[Data tied to figure images]
<<<<

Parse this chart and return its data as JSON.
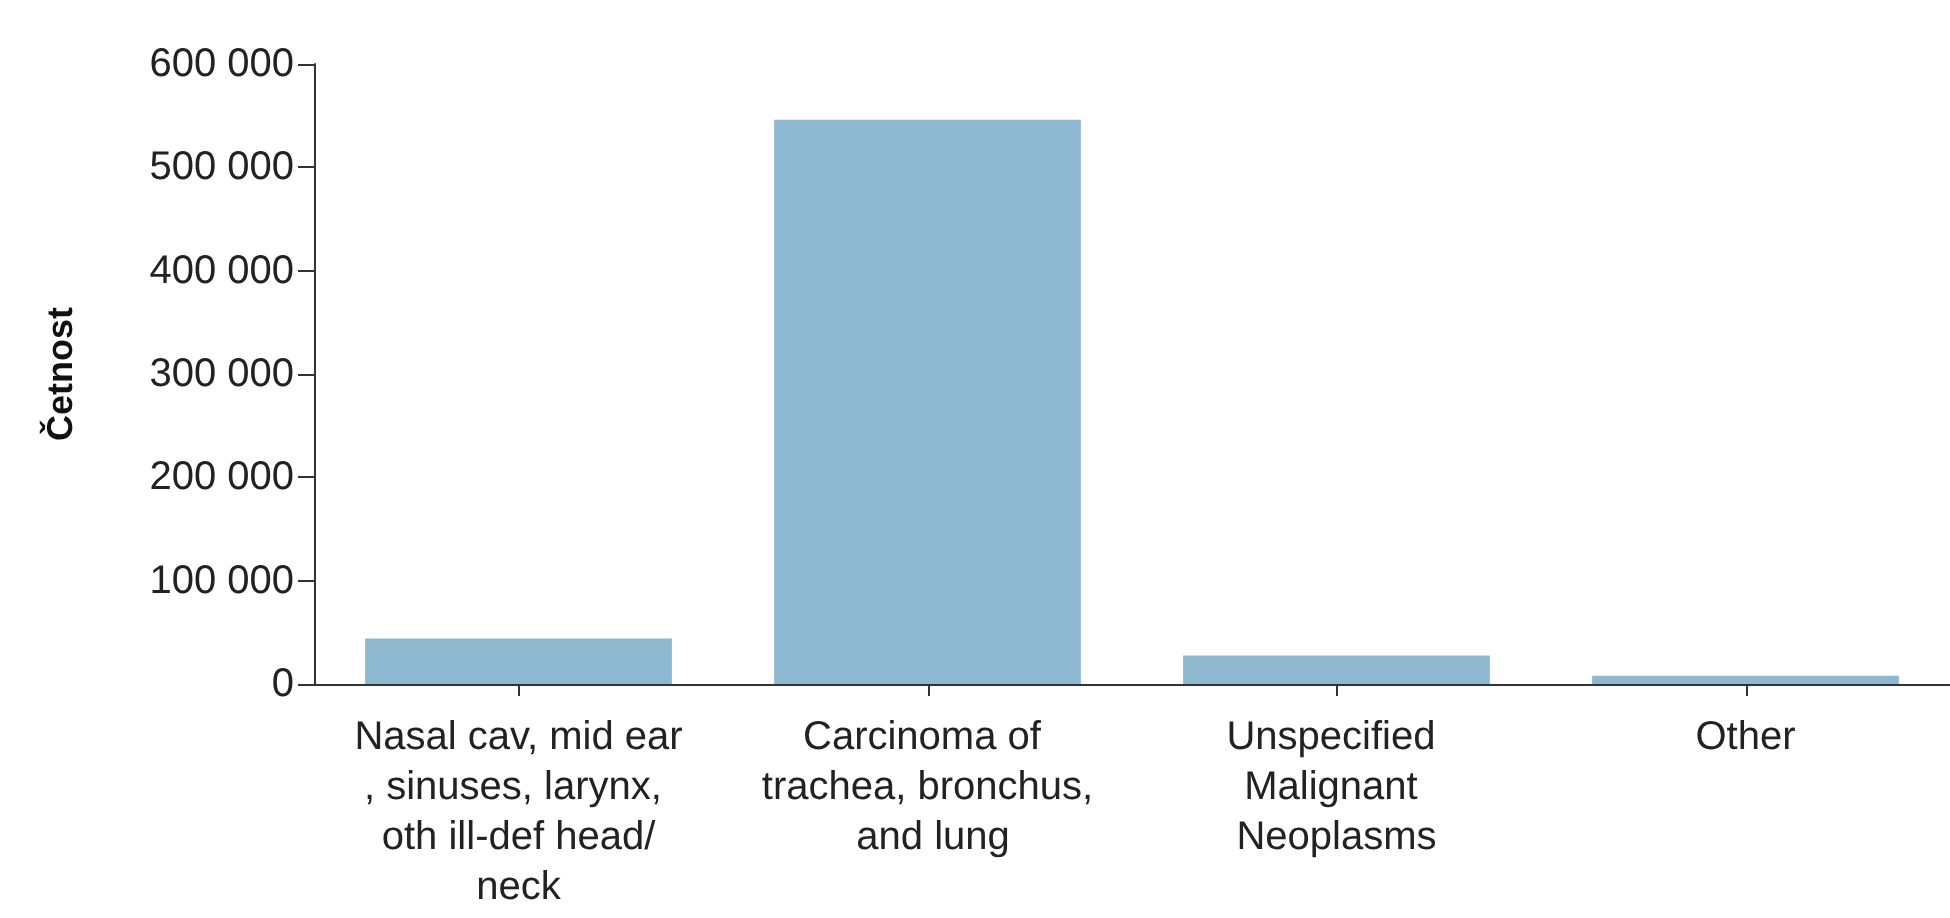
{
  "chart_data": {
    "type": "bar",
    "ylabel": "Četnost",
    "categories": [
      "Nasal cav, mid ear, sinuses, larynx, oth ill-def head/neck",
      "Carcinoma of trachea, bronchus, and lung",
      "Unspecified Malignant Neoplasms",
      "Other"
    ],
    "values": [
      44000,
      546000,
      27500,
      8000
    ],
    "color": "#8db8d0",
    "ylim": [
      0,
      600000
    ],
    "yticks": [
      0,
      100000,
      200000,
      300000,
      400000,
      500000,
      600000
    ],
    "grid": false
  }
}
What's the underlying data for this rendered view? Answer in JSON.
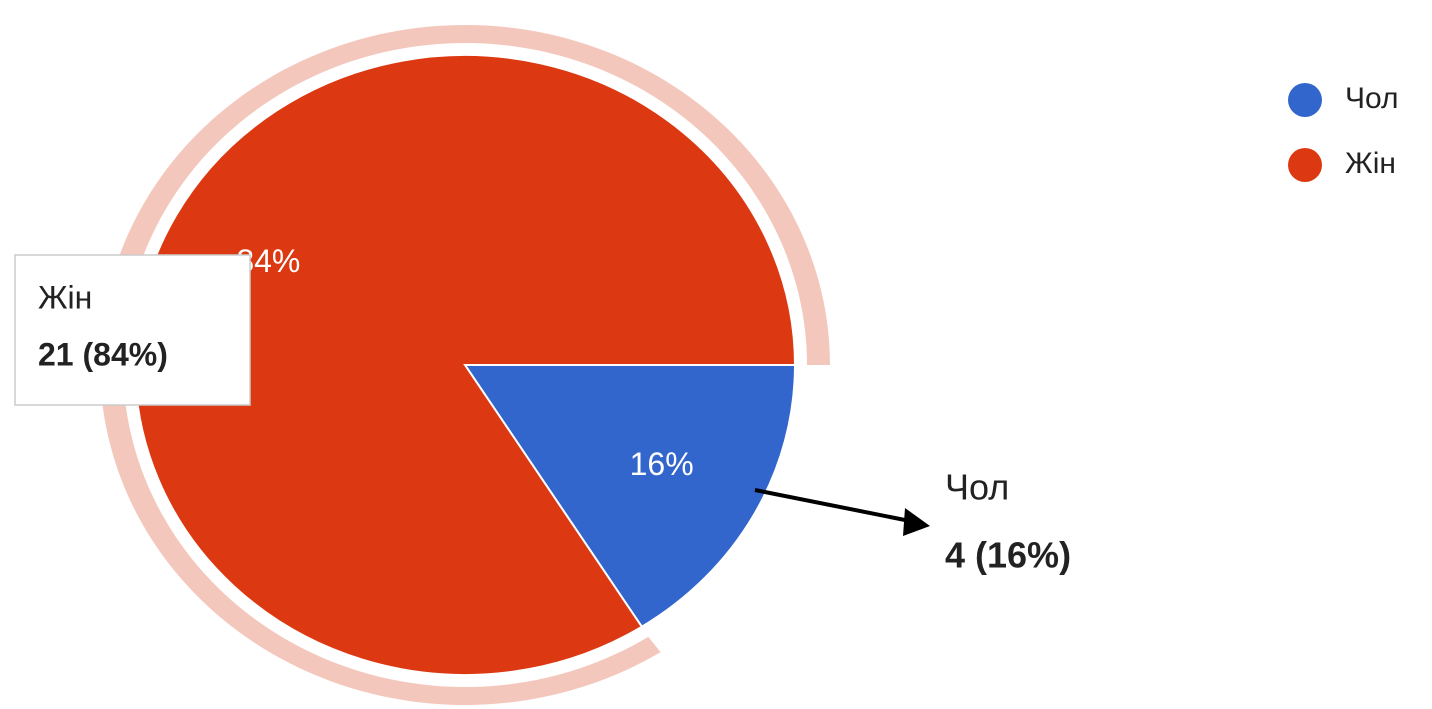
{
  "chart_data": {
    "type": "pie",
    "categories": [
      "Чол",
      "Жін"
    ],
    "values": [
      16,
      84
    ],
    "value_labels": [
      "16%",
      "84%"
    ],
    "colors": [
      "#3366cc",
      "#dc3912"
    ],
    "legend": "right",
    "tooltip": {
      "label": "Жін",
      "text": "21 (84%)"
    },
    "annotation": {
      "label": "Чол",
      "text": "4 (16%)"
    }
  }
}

>>>>

# [Exercise goal]
Skip the images and write out the rest of the listing exactly.

# [Correct result]
Parse this chart and return its data as JSON.
{
  "chart_data": {
    "type": "bar",
    "ylabel": "Četnost",
    "categories": [
      "Nasal cav, mid ear, sinuses, larynx, oth ill-def head/neck",
      "Carcinoma of trachea, bronchus, and lung",
      "Unspecified Malignant Neoplasms",
      "Other"
    ],
    "values": [
      44000,
      546000,
      27500,
      8000
    ],
    "color": "#8db8d0",
    "ylim": [
      0,
      600000
    ],
    "yticks": [
      0,
      100000,
      200000,
      300000,
      400000,
      500000,
      600000
    ],
    "grid": false
  }
}
What's the underlying data for this rendered view? Answer in JSON.
{
  "chart_data": {
    "type": "pie",
    "categories": [
      "Чол",
      "Жін"
    ],
    "values": [
      16,
      84
    ],
    "value_labels": [
      "16%",
      "84%"
    ],
    "colors": [
      "#3366cc",
      "#dc3912"
    ],
    "legend": "right",
    "tooltip": {
      "label": "Жін",
      "text": "21 (84%)"
    },
    "annotation": {
      "label": "Чол",
      "text": "4 (16%)"
    }
  }
}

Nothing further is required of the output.